Task to complete:
Return each line that holds the word "presentation".

Data provided:

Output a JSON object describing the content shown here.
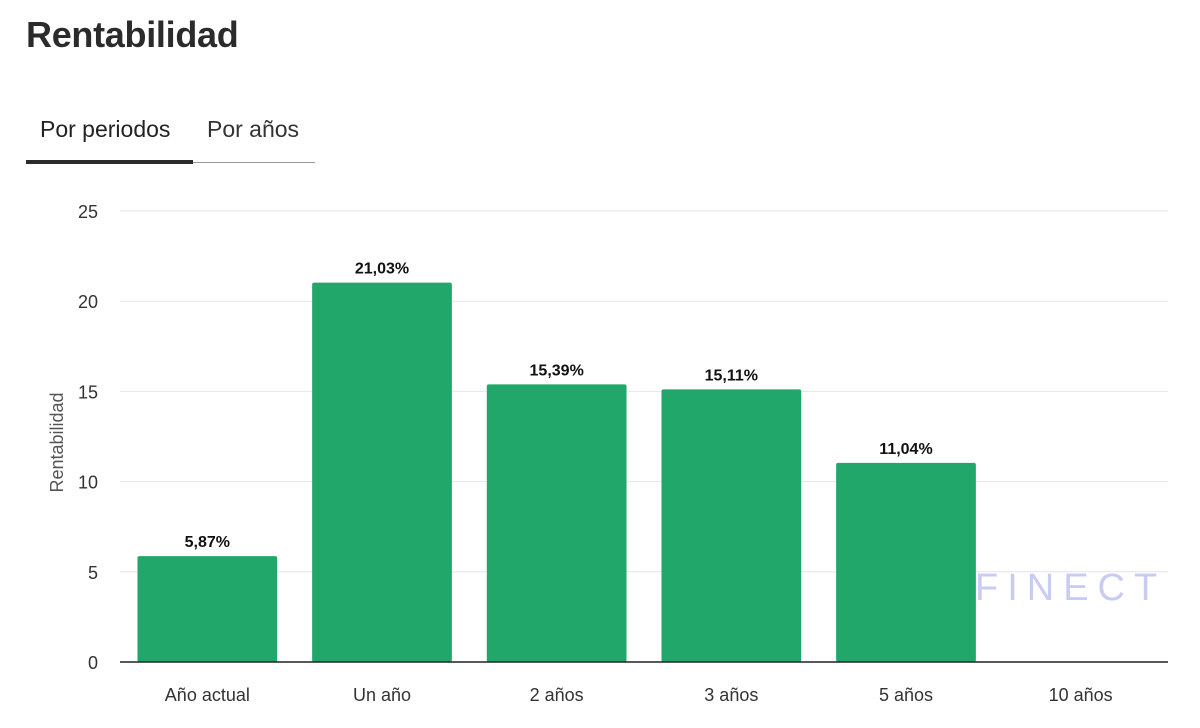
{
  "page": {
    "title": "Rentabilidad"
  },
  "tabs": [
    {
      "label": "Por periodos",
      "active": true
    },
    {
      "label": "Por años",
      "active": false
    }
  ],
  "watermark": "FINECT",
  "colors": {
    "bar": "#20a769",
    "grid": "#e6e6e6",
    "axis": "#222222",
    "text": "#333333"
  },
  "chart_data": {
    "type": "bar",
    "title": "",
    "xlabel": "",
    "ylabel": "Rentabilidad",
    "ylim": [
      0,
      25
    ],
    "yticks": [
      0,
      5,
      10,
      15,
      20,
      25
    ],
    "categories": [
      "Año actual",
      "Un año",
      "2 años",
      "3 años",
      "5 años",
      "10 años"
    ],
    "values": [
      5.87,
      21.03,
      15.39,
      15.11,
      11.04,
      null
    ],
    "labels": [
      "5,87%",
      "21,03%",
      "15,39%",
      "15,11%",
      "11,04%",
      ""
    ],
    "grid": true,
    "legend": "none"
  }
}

---

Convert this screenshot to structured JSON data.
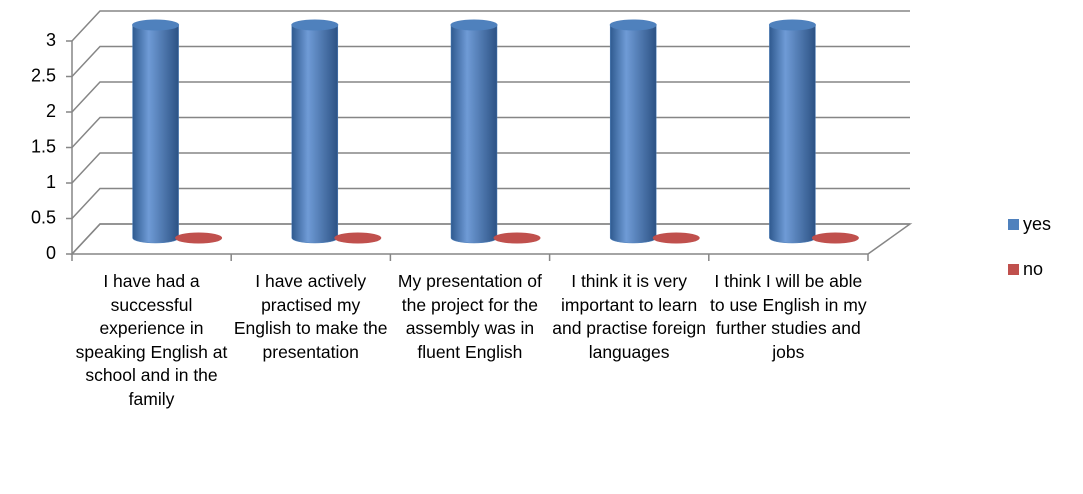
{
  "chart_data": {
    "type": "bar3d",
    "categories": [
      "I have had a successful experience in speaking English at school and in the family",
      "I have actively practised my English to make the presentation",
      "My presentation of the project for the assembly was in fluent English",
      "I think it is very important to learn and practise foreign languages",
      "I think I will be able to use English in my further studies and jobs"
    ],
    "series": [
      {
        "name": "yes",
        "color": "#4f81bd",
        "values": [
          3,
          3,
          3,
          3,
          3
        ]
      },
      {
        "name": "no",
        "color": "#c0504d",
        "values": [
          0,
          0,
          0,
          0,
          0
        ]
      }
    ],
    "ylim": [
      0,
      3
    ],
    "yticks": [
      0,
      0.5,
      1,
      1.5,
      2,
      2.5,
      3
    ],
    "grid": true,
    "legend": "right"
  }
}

Answer for this exercise:
      "I have actively practised my English to make the presentation",
      "My presentation of the project for the assembly was in fluent English",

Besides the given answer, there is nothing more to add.